> **PROBLEM DESCRIPTION**
Give the number of lines below that contain "amplitude", with no other output.

> **PROVIDED DATA**

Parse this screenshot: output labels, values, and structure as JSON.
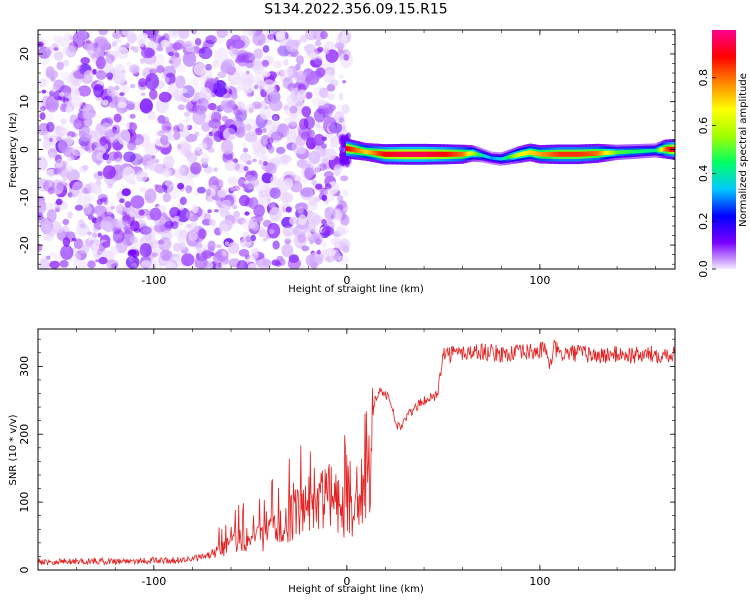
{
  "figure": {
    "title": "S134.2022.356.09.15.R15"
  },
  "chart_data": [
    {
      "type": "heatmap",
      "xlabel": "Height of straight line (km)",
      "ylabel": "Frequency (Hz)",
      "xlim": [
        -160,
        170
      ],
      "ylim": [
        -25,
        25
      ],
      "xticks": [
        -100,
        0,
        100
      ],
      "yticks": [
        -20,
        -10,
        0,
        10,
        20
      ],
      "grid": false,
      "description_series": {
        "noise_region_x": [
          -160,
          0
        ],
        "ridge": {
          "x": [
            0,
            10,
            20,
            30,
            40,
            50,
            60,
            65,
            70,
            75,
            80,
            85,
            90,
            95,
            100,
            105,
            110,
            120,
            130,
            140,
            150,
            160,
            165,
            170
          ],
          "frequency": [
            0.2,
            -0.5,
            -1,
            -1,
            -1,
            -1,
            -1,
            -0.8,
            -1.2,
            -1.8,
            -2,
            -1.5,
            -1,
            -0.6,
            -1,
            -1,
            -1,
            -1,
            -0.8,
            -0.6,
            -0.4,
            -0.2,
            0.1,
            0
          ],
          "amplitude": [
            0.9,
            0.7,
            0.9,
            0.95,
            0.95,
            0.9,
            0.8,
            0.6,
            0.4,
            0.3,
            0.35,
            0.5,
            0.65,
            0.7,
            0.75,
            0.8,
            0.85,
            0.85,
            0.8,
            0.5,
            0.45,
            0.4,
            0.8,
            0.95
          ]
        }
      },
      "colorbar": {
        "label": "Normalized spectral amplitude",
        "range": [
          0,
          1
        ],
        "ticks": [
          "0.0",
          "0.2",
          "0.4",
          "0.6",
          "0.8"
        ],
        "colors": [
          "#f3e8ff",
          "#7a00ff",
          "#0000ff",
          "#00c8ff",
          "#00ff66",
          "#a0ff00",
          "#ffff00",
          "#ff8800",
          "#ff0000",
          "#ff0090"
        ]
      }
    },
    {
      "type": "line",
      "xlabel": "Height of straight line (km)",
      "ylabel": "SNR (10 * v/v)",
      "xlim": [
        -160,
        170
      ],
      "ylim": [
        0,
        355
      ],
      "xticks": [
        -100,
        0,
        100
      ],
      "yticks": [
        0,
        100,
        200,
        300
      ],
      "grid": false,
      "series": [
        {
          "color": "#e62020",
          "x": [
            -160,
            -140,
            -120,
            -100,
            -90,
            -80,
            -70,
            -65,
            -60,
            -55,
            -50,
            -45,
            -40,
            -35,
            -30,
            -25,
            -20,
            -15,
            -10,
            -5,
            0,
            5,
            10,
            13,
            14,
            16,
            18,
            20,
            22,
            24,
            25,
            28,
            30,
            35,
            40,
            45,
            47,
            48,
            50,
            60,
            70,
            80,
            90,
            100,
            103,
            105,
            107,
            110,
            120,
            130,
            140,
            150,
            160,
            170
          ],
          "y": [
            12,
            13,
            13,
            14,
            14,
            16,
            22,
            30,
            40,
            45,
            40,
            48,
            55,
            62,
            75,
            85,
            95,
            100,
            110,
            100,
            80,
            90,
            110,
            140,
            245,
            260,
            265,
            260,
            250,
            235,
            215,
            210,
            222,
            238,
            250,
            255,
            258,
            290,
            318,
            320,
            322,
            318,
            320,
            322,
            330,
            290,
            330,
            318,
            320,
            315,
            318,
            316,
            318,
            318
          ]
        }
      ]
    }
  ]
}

* * *

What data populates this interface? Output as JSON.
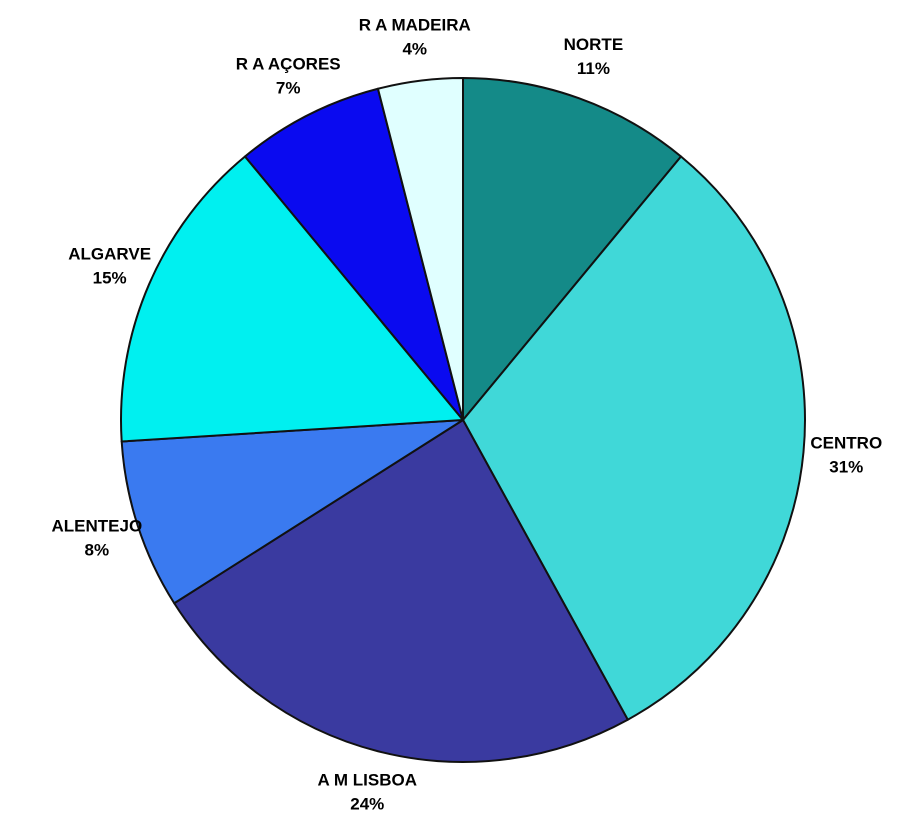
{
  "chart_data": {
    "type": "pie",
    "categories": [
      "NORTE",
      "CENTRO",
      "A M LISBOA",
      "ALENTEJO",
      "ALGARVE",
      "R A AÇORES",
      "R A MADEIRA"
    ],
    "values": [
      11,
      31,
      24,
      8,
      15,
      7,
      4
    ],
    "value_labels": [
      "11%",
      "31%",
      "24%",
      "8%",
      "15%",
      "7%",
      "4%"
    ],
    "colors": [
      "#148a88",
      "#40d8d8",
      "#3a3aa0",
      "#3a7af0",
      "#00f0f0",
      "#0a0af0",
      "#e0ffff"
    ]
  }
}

> **RESPONSE**
2